> _Given instruction_
Any picture among the records should be left out, please; retype the rest exactly.

> _Data records_
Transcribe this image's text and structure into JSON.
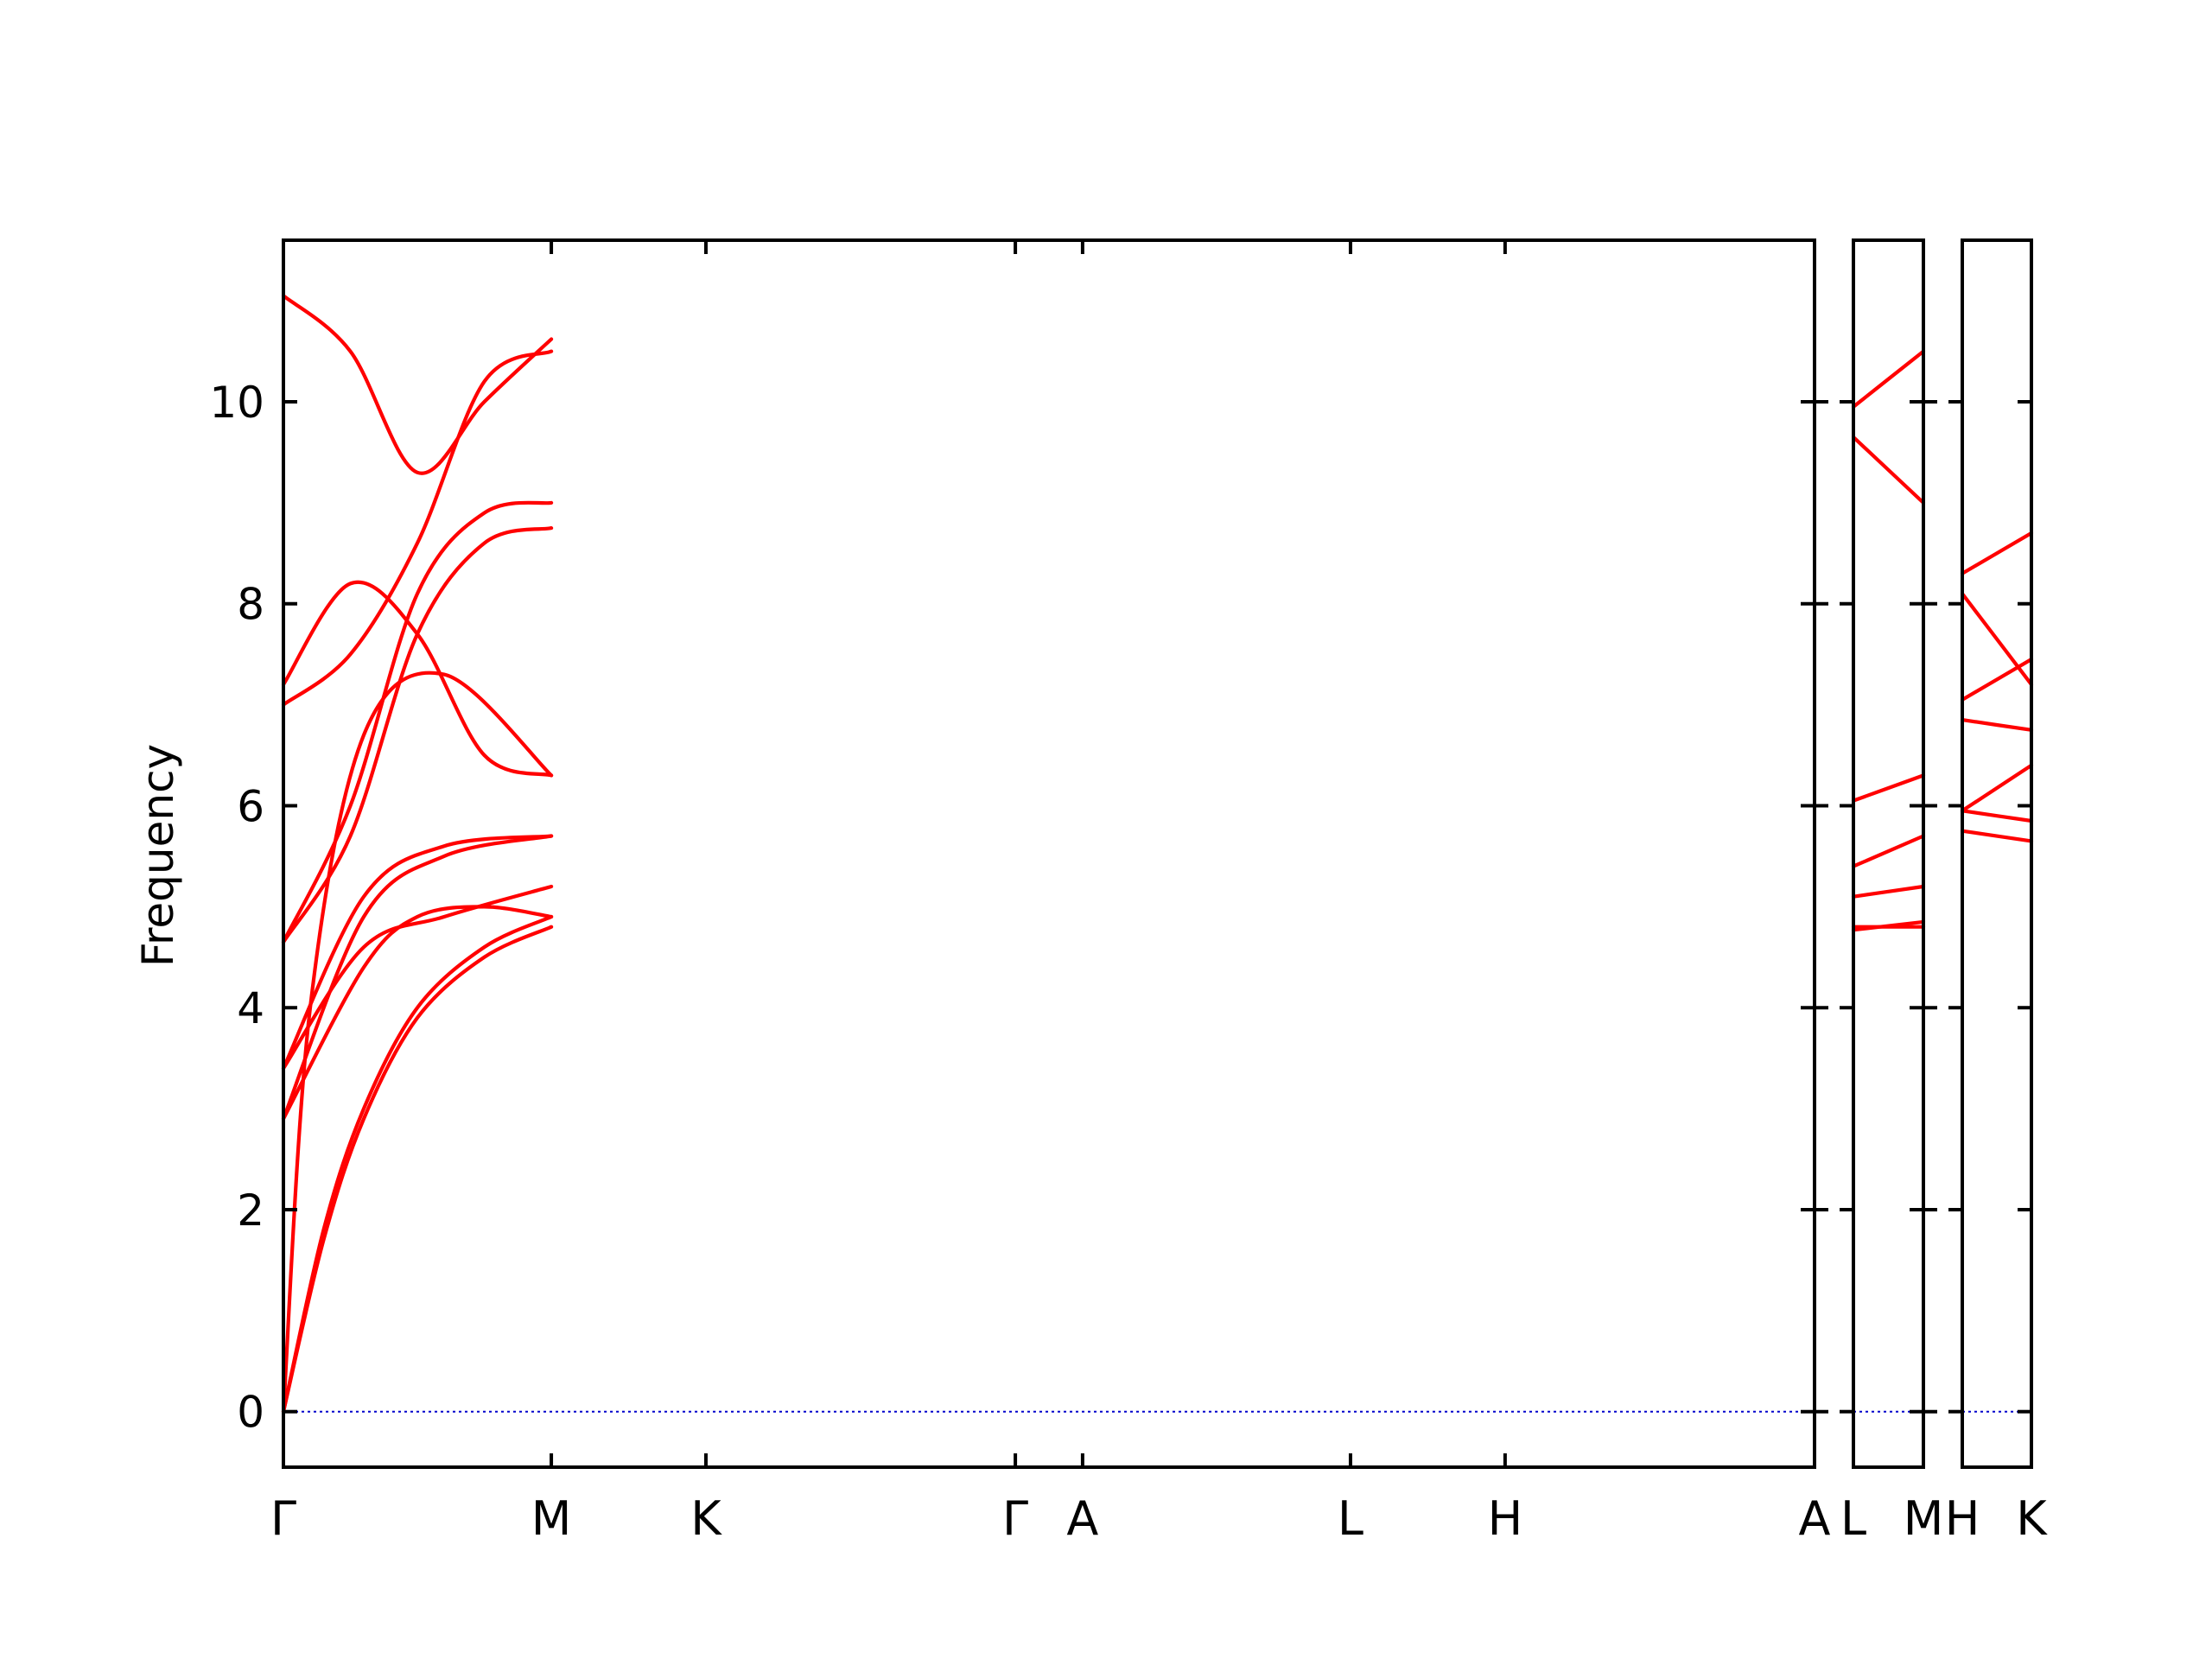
{
  "chart_data": {
    "type": "line",
    "title": "",
    "xlabel": "",
    "ylabel": "Frequency",
    "ylim": [
      -0.55,
      11.6
    ],
    "yticks": [
      0,
      2,
      4,
      6,
      8,
      10
    ],
    "grid": false,
    "legend": "none",
    "colors": {
      "bands": "#ff0000",
      "zero_line": "#0000cc",
      "axes": "#000000"
    },
    "panels": [
      {
        "name": "main",
        "path_labels": [
          "Γ",
          "M",
          "K",
          "Γ",
          "A",
          "L",
          "H",
          "A"
        ],
        "path_positions": [
          0,
          1,
          1.577,
          2.732,
          2.983,
          3.983,
          4.56,
          5.715
        ],
        "bands": [
          {
            "x": [
              0,
              0.15,
              0.3,
              0.5,
              0.75,
              1
            ],
            "y": [
              0,
              1.7,
              2.9,
              3.9,
              4.5,
              4.8
            ]
          },
          {
            "x": [
              0,
              0.15,
              0.3,
              0.5,
              0.75,
              1
            ],
            "y": [
              0,
              1.8,
              3.0,
              4.0,
              4.6,
              4.9
            ]
          },
          {
            "x": [
              0,
              0.3,
              0.5,
              0.75,
              1
            ],
            "y": [
              2.9,
              4.4,
              4.9,
              5.0,
              4.9
            ]
          },
          {
            "x": [
              0,
              0.1,
              0.3,
              0.6,
              1
            ],
            "y": [
              0,
              4.0,
              6.7,
              7.3,
              6.3
            ]
          },
          {
            "x": [
              0,
              0.3,
              0.6,
              1
            ],
            "y": [
              2.9,
              4.9,
              5.5,
              5.7
            ]
          },
          {
            "x": [
              0,
              0.3,
              0.6,
              1
            ],
            "y": [
              3.4,
              5.1,
              5.6,
              5.7
            ]
          },
          {
            "x": [
              0,
              0.3,
              0.6,
              1
            ],
            "y": [
              3.4,
              4.6,
              4.9,
              5.2
            ]
          },
          {
            "x": [
              0,
              0.25,
              0.5,
              0.75,
              1
            ],
            "y": [
              4.65,
              5.7,
              7.7,
              8.6,
              8.75
            ]
          },
          {
            "x": [
              0,
              0.25,
              0.5,
              0.75,
              1
            ],
            "y": [
              4.65,
              6.0,
              8.1,
              8.9,
              9.0
            ]
          },
          {
            "x": [
              0,
              0.25,
              0.5,
              0.75,
              1
            ],
            "y": [
              7.0,
              7.5,
              8.6,
              10.2,
              10.5
            ]
          },
          {
            "x": [
              0,
              0.25,
              0.5,
              0.75,
              1
            ],
            "y": [
              7.2,
              8.2,
              7.7,
              6.5,
              6.3
            ]
          },
          {
            "x": [
              0,
              0.25,
              0.5,
              0.75,
              1
            ],
            "y": [
              11.05,
              10.5,
              9.3,
              10.0,
              10.62
            ]
          }
        ]
      },
      {
        "name": "L-M",
        "path_labels": [
          "L",
          "M"
        ],
        "path_positions": [
          0,
          1
        ],
        "bands": [
          {
            "x": [
              0,
              1
            ],
            "y": [
              4.77,
              4.85
            ]
          },
          {
            "x": [
              0,
              1
            ],
            "y": [
              4.8,
              4.8
            ]
          },
          {
            "x": [
              0,
              1
            ],
            "y": [
              5.1,
              5.2
            ]
          },
          {
            "x": [
              0,
              1
            ],
            "y": [
              5.4,
              5.7
            ]
          },
          {
            "x": [
              0,
              1
            ],
            "y": [
              6.05,
              6.3
            ]
          },
          {
            "x": [
              0,
              1
            ],
            "y": [
              9.65,
              9.0
            ]
          },
          {
            "x": [
              0,
              1
            ],
            "y": [
              9.95,
              10.5
            ]
          }
        ]
      },
      {
        "name": "H-K",
        "path_labels": [
          "H",
          "K"
        ],
        "path_positions": [
          0,
          1
        ],
        "bands": [
          {
            "x": [
              0,
              1
            ],
            "y": [
              5.75,
              5.65
            ]
          },
          {
            "x": [
              0,
              1
            ],
            "y": [
              5.95,
              5.85
            ]
          },
          {
            "x": [
              0,
              1
            ],
            "y": [
              5.95,
              6.4
            ]
          },
          {
            "x": [
              0,
              1
            ],
            "y": [
              6.85,
              6.75
            ]
          },
          {
            "x": [
              0,
              1
            ],
            "y": [
              7.05,
              7.45
            ]
          },
          {
            "x": [
              0,
              1
            ],
            "y": [
              8.1,
              7.2
            ]
          },
          {
            "x": [
              0,
              1
            ],
            "y": [
              8.3,
              8.7
            ]
          }
        ]
      }
    ]
  }
}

> _Output of the task_
Transcribe this image's text and structure into JSON.
{
  "chart_data": {
    "type": "line",
    "title": "",
    "xlabel": "",
    "ylabel": "Frequency",
    "ylim": [
      -0.55,
      11.6
    ],
    "yticks": [
      0,
      2,
      4,
      6,
      8,
      10
    ],
    "grid": false,
    "legend": "none",
    "colors": {
      "bands": "#ff0000",
      "zero_line": "#0000cc",
      "axes": "#000000"
    },
    "panels": [
      {
        "name": "main",
        "path_labels": [
          "Γ",
          "M",
          "K",
          "Γ",
          "A",
          "L",
          "H",
          "A"
        ],
        "path_positions": [
          0,
          1,
          1.577,
          2.732,
          2.983,
          3.983,
          4.56,
          5.715
        ],
        "bands": [
          {
            "x": [
              0,
              0.15,
              0.3,
              0.5,
              0.75,
              1
            ],
            "y": [
              0,
              1.7,
              2.9,
              3.9,
              4.5,
              4.8
            ]
          },
          {
            "x": [
              0,
              0.15,
              0.3,
              0.5,
              0.75,
              1
            ],
            "y": [
              0,
              1.8,
              3.0,
              4.0,
              4.6,
              4.9
            ]
          },
          {
            "x": [
              0,
              0.3,
              0.5,
              0.75,
              1
            ],
            "y": [
              2.9,
              4.4,
              4.9,
              5.0,
              4.9
            ]
          },
          {
            "x": [
              0,
              0.1,
              0.3,
              0.6,
              1
            ],
            "y": [
              0,
              4.0,
              6.7,
              7.3,
              6.3
            ]
          },
          {
            "x": [
              0,
              0.3,
              0.6,
              1
            ],
            "y": [
              2.9,
              4.9,
              5.5,
              5.7
            ]
          },
          {
            "x": [
              0,
              0.3,
              0.6,
              1
            ],
            "y": [
              3.4,
              5.1,
              5.6,
              5.7
            ]
          },
          {
            "x": [
              0,
              0.3,
              0.6,
              1
            ],
            "y": [
              3.4,
              4.6,
              4.9,
              5.2
            ]
          },
          {
            "x": [
              0,
              0.25,
              0.5,
              0.75,
              1
            ],
            "y": [
              4.65,
              5.7,
              7.7,
              8.6,
              8.75
            ]
          },
          {
            "x": [
              0,
              0.25,
              0.5,
              0.75,
              1
            ],
            "y": [
              4.65,
              6.0,
              8.1,
              8.9,
              9.0
            ]
          },
          {
            "x": [
              0,
              0.25,
              0.5,
              0.75,
              1
            ],
            "y": [
              7.0,
              7.5,
              8.6,
              10.2,
              10.5
            ]
          },
          {
            "x": [
              0,
              0.25,
              0.5,
              0.75,
              1
            ],
            "y": [
              7.2,
              8.2,
              7.7,
              6.5,
              6.3
            ]
          },
          {
            "x": [
              0,
              0.25,
              0.5,
              0.75,
              1
            ],
            "y": [
              11.05,
              10.5,
              9.3,
              10.0,
              10.62
            ]
          }
        ]
      },
      {
        "name": "L-M",
        "path_labels": [
          "L",
          "M"
        ],
        "path_positions": [
          0,
          1
        ],
        "bands": [
          {
            "x": [
              0,
              1
            ],
            "y": [
              4.77,
              4.85
            ]
          },
          {
            "x": [
              0,
              1
            ],
            "y": [
              4.8,
              4.8
            ]
          },
          {
            "x": [
              0,
              1
            ],
            "y": [
              5.1,
              5.2
            ]
          },
          {
            "x": [
              0,
              1
            ],
            "y": [
              5.4,
              5.7
            ]
          },
          {
            "x": [
              0,
              1
            ],
            "y": [
              6.05,
              6.3
            ]
          },
          {
            "x": [
              0,
              1
            ],
            "y": [
              9.65,
              9.0
            ]
          },
          {
            "x": [
              0,
              1
            ],
            "y": [
              9.95,
              10.5
            ]
          }
        ]
      },
      {
        "name": "H-K",
        "path_labels": [
          "H",
          "K"
        ],
        "path_positions": [
          0,
          1
        ],
        "bands": [
          {
            "x": [
              0,
              1
            ],
            "y": [
              5.75,
              5.65
            ]
          },
          {
            "x": [
              0,
              1
            ],
            "y": [
              5.95,
              5.85
            ]
          },
          {
            "x": [
              0,
              1
            ],
            "y": [
              5.95,
              6.4
            ]
          },
          {
            "x": [
              0,
              1
            ],
            "y": [
              6.85,
              6.75
            ]
          },
          {
            "x": [
              0,
              1
            ],
            "y": [
              7.05,
              7.45
            ]
          },
          {
            "x": [
              0,
              1
            ],
            "y": [
              8.1,
              7.2
            ]
          },
          {
            "x": [
              0,
              1
            ],
            "y": [
              8.3,
              8.7
            ]
          }
        ]
      }
    ]
  }
}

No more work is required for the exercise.